_Entries from a dataset:_
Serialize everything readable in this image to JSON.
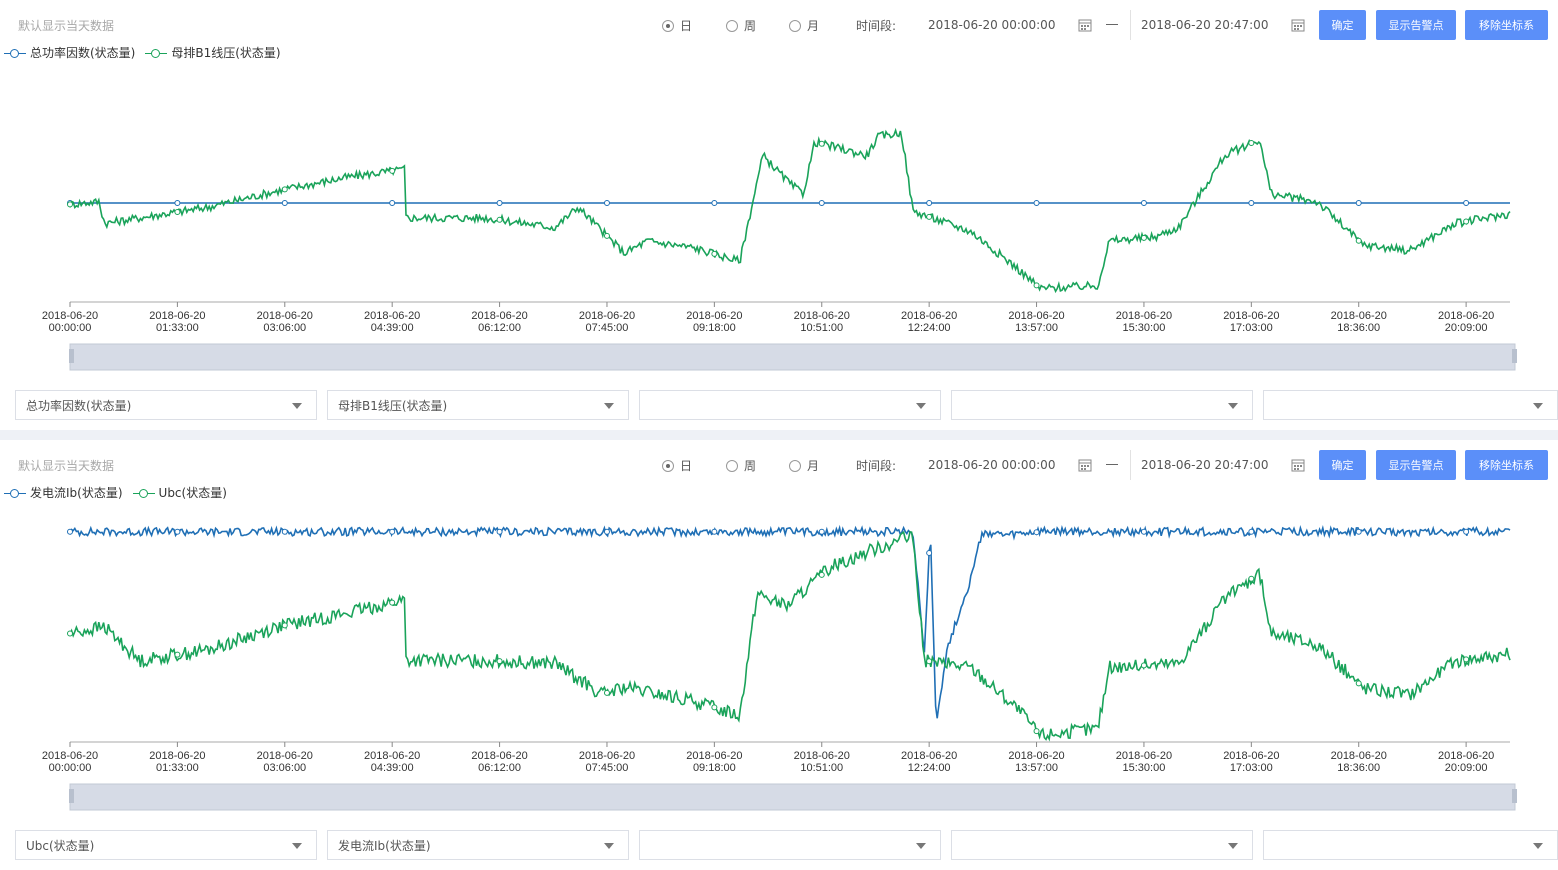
{
  "common": {
    "hint": "默认显示当天数据",
    "radio_day": "日",
    "radio_week": "周",
    "radio_month": "月",
    "time_label": "时间段:",
    "start_date": "2018-06-20 00:00:00",
    "end_date": "2018-06-20 20:47:00",
    "confirm_btn": "确定",
    "alarm_btn": "显示告警点",
    "remove_btn": "移除坐标系",
    "x_ticks_date": "2018-06-20",
    "x_ticks_time": [
      "00:00:00",
      "01:33:00",
      "03:06:00",
      "04:39:00",
      "06:12:00",
      "07:45:00",
      "09:18:00",
      "10:51:00",
      "12:24:00",
      "13:57:00",
      "15:30:00",
      "17:03:00",
      "18:36:00",
      "20:09:00"
    ]
  },
  "panel1": {
    "selects": [
      "总功率因数(状态量)",
      "母排B1线压(状态量)",
      "",
      "",
      ""
    ]
  },
  "panel2": {
    "selects": [
      "Ubc(状态量)",
      "发电流Ib(状态量)",
      "",
      "",
      ""
    ]
  },
  "colors": {
    "blue": "#1f6fb5",
    "green": "#1aa35a",
    "button": "#5b8ff9"
  },
  "chart_data": [
    {
      "type": "line",
      "x_unit": "time (HH:MM), 2018-06-20",
      "x_range": [
        "00:00",
        "20:47"
      ],
      "y_axis_labels": "none",
      "series": [
        {
          "name": "总功率因数(状态量)",
          "color": "#1f6fb5",
          "x": [
            "00:00",
            "20:47"
          ],
          "y": [
            0.73,
            0.73
          ]
        },
        {
          "name": "母排B1线压(状态量)",
          "color": "#1aa35a",
          "x": [
            "00:00",
            "00:25",
            "00:30",
            "02:00",
            "03:00",
            "04:00",
            "04:50",
            "04:51",
            "06:00",
            "07:00",
            "07:20",
            "08:00",
            "08:20",
            "09:00",
            "09:40",
            "10:00",
            "10:25",
            "10:35",
            "10:45",
            "11:30",
            "11:40",
            "12:00",
            "12:10",
            "12:20",
            "13:00",
            "13:40",
            "14:00",
            "14:50",
            "15:00",
            "15:40",
            "16:00",
            "16:40",
            "17:10",
            "17:20",
            "17:30",
            "18:00",
            "18:40",
            "19:20",
            "20:00",
            "20:47"
          ],
          "y": [
            0.72,
            0.74,
            0.58,
            0.7,
            0.82,
            0.92,
            0.98,
            0.62,
            0.62,
            0.55,
            0.7,
            0.36,
            0.45,
            0.4,
            0.3,
            1.08,
            0.86,
            0.8,
            1.18,
            1.08,
            1.22,
            1.25,
            0.67,
            0.64,
            0.52,
            0.25,
            0.1,
            0.12,
            0.45,
            0.48,
            0.55,
            1.08,
            1.2,
            0.8,
            0.78,
            0.74,
            0.42,
            0.38,
            0.58,
            0.65
          ]
        }
      ]
    },
    {
      "type": "line",
      "x_unit": "time (HH:MM), 2018-06-20",
      "x_range": [
        "00:00",
        "20:47"
      ],
      "y_axis_labels": "none",
      "series": [
        {
          "name": "发电流Ib(状态量)",
          "color": "#1f6fb5",
          "x": [
            "00:00",
            "12:00",
            "12:10",
            "12:20",
            "12:25",
            "12:30",
            "12:40",
            "13:00",
            "13:10",
            "13:30",
            "14:00",
            "20:47"
          ],
          "y": [
            1.55,
            1.55,
            1.55,
            0.65,
            1.58,
            0.15,
            0.7,
            1.2,
            1.55,
            1.52,
            1.55,
            1.55
          ]
        },
        {
          "name": "Ubc(状态量)",
          "color": "#1aa35a",
          "x": [
            "00:00",
            "00:30",
            "01:00",
            "02:00",
            "03:00",
            "04:00",
            "04:50",
            "04:51",
            "06:00",
            "07:00",
            "07:40",
            "08:00",
            "09:00",
            "09:40",
            "09:55",
            "10:20",
            "11:00",
            "11:30",
            "12:00",
            "12:10",
            "12:20",
            "13:00",
            "13:40",
            "14:00",
            "14:50",
            "15:00",
            "16:00",
            "16:40",
            "17:10",
            "17:20",
            "18:00",
            "18:40",
            "19:20",
            "20:00",
            "20:47"
          ],
          "y": [
            0.8,
            0.85,
            0.6,
            0.68,
            0.85,
            0.95,
            1.05,
            0.6,
            0.6,
            0.58,
            0.35,
            0.4,
            0.3,
            0.2,
            1.1,
            1.0,
            1.3,
            1.4,
            1.5,
            1.5,
            0.6,
            0.55,
            0.25,
            0.05,
            0.1,
            0.55,
            0.58,
            1.05,
            1.25,
            0.8,
            0.72,
            0.4,
            0.35,
            0.6,
            0.65
          ]
        }
      ]
    }
  ]
}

_EXERCISE DETAILS:_ Leave the pictures out, and transcribe each of the records exactly.

_RESULT:_
Serialize everything readable in this image to JSON.
{
  "common": {
    "hint": "默认显示当天数据",
    "radio_day": "日",
    "radio_week": "周",
    "radio_month": "月",
    "time_label": "时间段:",
    "start_date": "2018-06-20 00:00:00",
    "end_date": "2018-06-20 20:47:00",
    "confirm_btn": "确定",
    "alarm_btn": "显示告警点",
    "remove_btn": "移除坐标系",
    "x_ticks_date": "2018-06-20",
    "x_ticks_time": [
      "00:00:00",
      "01:33:00",
      "03:06:00",
      "04:39:00",
      "06:12:00",
      "07:45:00",
      "09:18:00",
      "10:51:00",
      "12:24:00",
      "13:57:00",
      "15:30:00",
      "17:03:00",
      "18:36:00",
      "20:09:00"
    ]
  },
  "panel1": {
    "selects": [
      "总功率因数(状态量)",
      "母排B1线压(状态量)",
      "",
      "",
      ""
    ]
  },
  "panel2": {
    "selects": [
      "Ubc(状态量)",
      "发电流Ib(状态量)",
      "",
      "",
      ""
    ]
  },
  "colors": {
    "blue": "#1f6fb5",
    "green": "#1aa35a",
    "button": "#5b8ff9"
  },
  "chart_data": [
    {
      "type": "line",
      "x_unit": "time (HH:MM), 2018-06-20",
      "x_range": [
        "00:00",
        "20:47"
      ],
      "y_axis_labels": "none",
      "series": [
        {
          "name": "总功率因数(状态量)",
          "color": "#1f6fb5",
          "x": [
            "00:00",
            "20:47"
          ],
          "y": [
            0.73,
            0.73
          ]
        },
        {
          "name": "母排B1线压(状态量)",
          "color": "#1aa35a",
          "x": [
            "00:00",
            "00:25",
            "00:30",
            "02:00",
            "03:00",
            "04:00",
            "04:50",
            "04:51",
            "06:00",
            "07:00",
            "07:20",
            "08:00",
            "08:20",
            "09:00",
            "09:40",
            "10:00",
            "10:25",
            "10:35",
            "10:45",
            "11:30",
            "11:40",
            "12:00",
            "12:10",
            "12:20",
            "13:00",
            "13:40",
            "14:00",
            "14:50",
            "15:00",
            "15:40",
            "16:00",
            "16:40",
            "17:10",
            "17:20",
            "17:30",
            "18:00",
            "18:40",
            "19:20",
            "20:00",
            "20:47"
          ],
          "y": [
            0.72,
            0.74,
            0.58,
            0.7,
            0.82,
            0.92,
            0.98,
            0.62,
            0.62,
            0.55,
            0.7,
            0.36,
            0.45,
            0.4,
            0.3,
            1.08,
            0.86,
            0.8,
            1.18,
            1.08,
            1.22,
            1.25,
            0.67,
            0.64,
            0.52,
            0.25,
            0.1,
            0.12,
            0.45,
            0.48,
            0.55,
            1.08,
            1.2,
            0.8,
            0.78,
            0.74,
            0.42,
            0.38,
            0.58,
            0.65
          ]
        }
      ]
    },
    {
      "type": "line",
      "x_unit": "time (HH:MM), 2018-06-20",
      "x_range": [
        "00:00",
        "20:47"
      ],
      "y_axis_labels": "none",
      "series": [
        {
          "name": "发电流Ib(状态量)",
          "color": "#1f6fb5",
          "x": [
            "00:00",
            "12:00",
            "12:10",
            "12:20",
            "12:25",
            "12:30",
            "12:40",
            "13:00",
            "13:10",
            "13:30",
            "14:00",
            "20:47"
          ],
          "y": [
            1.55,
            1.55,
            1.55,
            0.65,
            1.58,
            0.15,
            0.7,
            1.2,
            1.55,
            1.52,
            1.55,
            1.55
          ]
        },
        {
          "name": "Ubc(状态量)",
          "color": "#1aa35a",
          "x": [
            "00:00",
            "00:30",
            "01:00",
            "02:00",
            "03:00",
            "04:00",
            "04:50",
            "04:51",
            "06:00",
            "07:00",
            "07:40",
            "08:00",
            "09:00",
            "09:40",
            "09:55",
            "10:20",
            "11:00",
            "11:30",
            "12:00",
            "12:10",
            "12:20",
            "13:00",
            "13:40",
            "14:00",
            "14:50",
            "15:00",
            "16:00",
            "16:40",
            "17:10",
            "17:20",
            "18:00",
            "18:40",
            "19:20",
            "20:00",
            "20:47"
          ],
          "y": [
            0.8,
            0.85,
            0.6,
            0.68,
            0.85,
            0.95,
            1.05,
            0.6,
            0.6,
            0.58,
            0.35,
            0.4,
            0.3,
            0.2,
            1.1,
            1.0,
            1.3,
            1.4,
            1.5,
            1.5,
            0.6,
            0.55,
            0.25,
            0.05,
            0.1,
            0.55,
            0.58,
            1.05,
            1.25,
            0.8,
            0.72,
            0.4,
            0.35,
            0.6,
            0.65
          ]
        }
      ]
    }
  ]
}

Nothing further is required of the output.